▶ [GIVEN EXERCISE]: An exact copy of every record is needed.

═══ INPUT ROWS

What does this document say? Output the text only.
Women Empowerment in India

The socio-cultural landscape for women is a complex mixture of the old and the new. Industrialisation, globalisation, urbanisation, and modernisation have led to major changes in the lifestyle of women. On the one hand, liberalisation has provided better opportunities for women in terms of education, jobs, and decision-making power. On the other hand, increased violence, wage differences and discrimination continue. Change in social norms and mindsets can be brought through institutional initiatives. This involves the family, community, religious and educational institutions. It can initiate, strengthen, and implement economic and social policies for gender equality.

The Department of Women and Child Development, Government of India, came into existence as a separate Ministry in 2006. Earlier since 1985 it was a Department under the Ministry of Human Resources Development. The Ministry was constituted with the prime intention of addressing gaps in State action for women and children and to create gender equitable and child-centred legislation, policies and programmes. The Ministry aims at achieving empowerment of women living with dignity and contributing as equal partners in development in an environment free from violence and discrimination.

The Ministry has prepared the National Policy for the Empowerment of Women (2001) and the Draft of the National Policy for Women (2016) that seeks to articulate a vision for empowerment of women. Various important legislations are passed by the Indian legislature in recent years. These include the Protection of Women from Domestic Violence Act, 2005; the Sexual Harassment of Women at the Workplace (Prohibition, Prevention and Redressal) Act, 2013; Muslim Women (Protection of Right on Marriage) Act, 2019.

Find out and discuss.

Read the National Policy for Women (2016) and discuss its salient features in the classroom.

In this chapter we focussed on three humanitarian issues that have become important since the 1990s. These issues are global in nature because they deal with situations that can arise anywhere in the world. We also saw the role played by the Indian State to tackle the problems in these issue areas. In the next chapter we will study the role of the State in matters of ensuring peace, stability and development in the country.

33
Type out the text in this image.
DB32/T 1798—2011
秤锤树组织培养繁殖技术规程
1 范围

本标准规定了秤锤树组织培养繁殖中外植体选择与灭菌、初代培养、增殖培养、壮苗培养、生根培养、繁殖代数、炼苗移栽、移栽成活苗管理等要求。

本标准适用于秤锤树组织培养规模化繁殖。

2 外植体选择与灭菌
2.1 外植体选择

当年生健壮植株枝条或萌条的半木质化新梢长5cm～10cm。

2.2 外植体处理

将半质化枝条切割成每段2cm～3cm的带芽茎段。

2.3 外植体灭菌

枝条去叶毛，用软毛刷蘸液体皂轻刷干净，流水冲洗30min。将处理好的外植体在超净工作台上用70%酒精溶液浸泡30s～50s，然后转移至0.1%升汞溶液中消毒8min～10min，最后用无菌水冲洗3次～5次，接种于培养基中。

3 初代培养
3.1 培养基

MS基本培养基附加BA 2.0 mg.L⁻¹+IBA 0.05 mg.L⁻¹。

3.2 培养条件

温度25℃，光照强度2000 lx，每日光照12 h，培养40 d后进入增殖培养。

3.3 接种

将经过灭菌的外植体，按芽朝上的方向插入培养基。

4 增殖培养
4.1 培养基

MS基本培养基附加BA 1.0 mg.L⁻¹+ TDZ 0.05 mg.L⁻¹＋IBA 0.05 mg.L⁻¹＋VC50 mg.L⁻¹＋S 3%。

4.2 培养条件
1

══════

▶ [ANSWER TO THIS TASK]:
What does this document say? Output the text only.
Women Empowerment in India

The socio-cultural landscape for women is a complex mixture of the old and the new. Industrialisation, globalisation, urbanisation, and modernisation have led to major changes in the lifestyle of women. On the one hand, liberalisation has provided better opportunities for women in terms of education, jobs, and decision-making power. On the other hand, increased violence, wage differences and discrimination continue. Change in social norms and mindsets can be brought through institutional initiatives. This involves the family, community, religious and educational institutions. It can initiate, strengthen, and implement economic and social policies for gender equality.

The Department of Women and Child Development, Government of India, came into existence as a separate Ministry in 2006. Earlier since 1985 it was a Department under the Ministry of Human Resources Development. The Ministry was constituted with the prime intention of addressing gaps in State action for women and children and to create gender equitable and child-centred legislation, policies and programmes. The Ministry aims at achieving empowerment of women living with dignity and contributing as equal partners in development in an environment free from violence and discrimination.

The Ministry has prepared the National Policy for the Empowerment of Women (2001) and the Draft of the National Policy for Women (2016) that seeks to articulate a vision for empowerment of women. Various important legislations are passed by the Indian legislature in recent years. These include the Protection of Women from Domestic Violence Act, 2005; the Sexual Harassment of Women at the Workplace (Prohibition, Prevention and Redressal) Act, 2013; Muslim Women (Protection of Right on Marriage) Act, 2019.

Find out and discuss.

Read the National Policy for Women (2016) and discuss its salient features in the classroom.

In this chapter we focussed on three humanitarian issues that have become important since the 1990s. These issues are global in nature because they deal with situations that can arise anywhere in the world. We also saw the role played by the Indian State to tackle the problems in these issue areas. In the next chapter we will study the role of the State in matters of ensuring peace, stability and development in the country.

33
Type out the text in this image.
DB32/T 1798—2011
秤锤树组织培养繁殖技术规程
1 范围

本标准规定了秤锤树组织培养繁殖中外植体选择与灭菌、初代培养、增殖培养、壮苗培养、生根培养、繁殖代数、炼苗移栽、移栽成活苗管理等要求。

本标准适用于秤锤树组织培养规模化繁殖。

2 外植体选择与灭菌
2.1 外植体选择

当年生健壮植株枝条或萌条的半木质化新梢长5cm～10cm。

2.2 外植体处理

将半质化枝条切割成每段2cm～3cm的带芽茎段。

2.3 外植体灭菌

枝条去叶毛，用软毛刷蘸液体皂轻刷干净，流水冲洗30min。将处理好的外植体在超净工作台上用70%酒精溶液浸泡30s～50s，然后转移至0.1%升汞溶液中消毒8min～10min，最后用无菌水冲洗3次～5次，接种于培养基中。

3 初代培养
3.1 培养基

MS基本培养基附加BA 2.0 mg.L⁻¹+IBA 0.05 mg.L⁻¹。

3.2 培养条件

温度25℃，光照强度2000 lx，每日光照12 h，培养40 d后进入增殖培养。

3.3 接种

将经过灭菌的外植体，按芽朝上的方向插入培养基。

4 增殖培养
4.1 培养基

MS基本培养基附加BA 1.0 mg.L⁻¹+ TDZ 0.05 mg.L⁻¹＋IBA 0.05 mg.L⁻¹＋VC50 mg.L⁻¹＋S 3%。

4.2 培养条件
1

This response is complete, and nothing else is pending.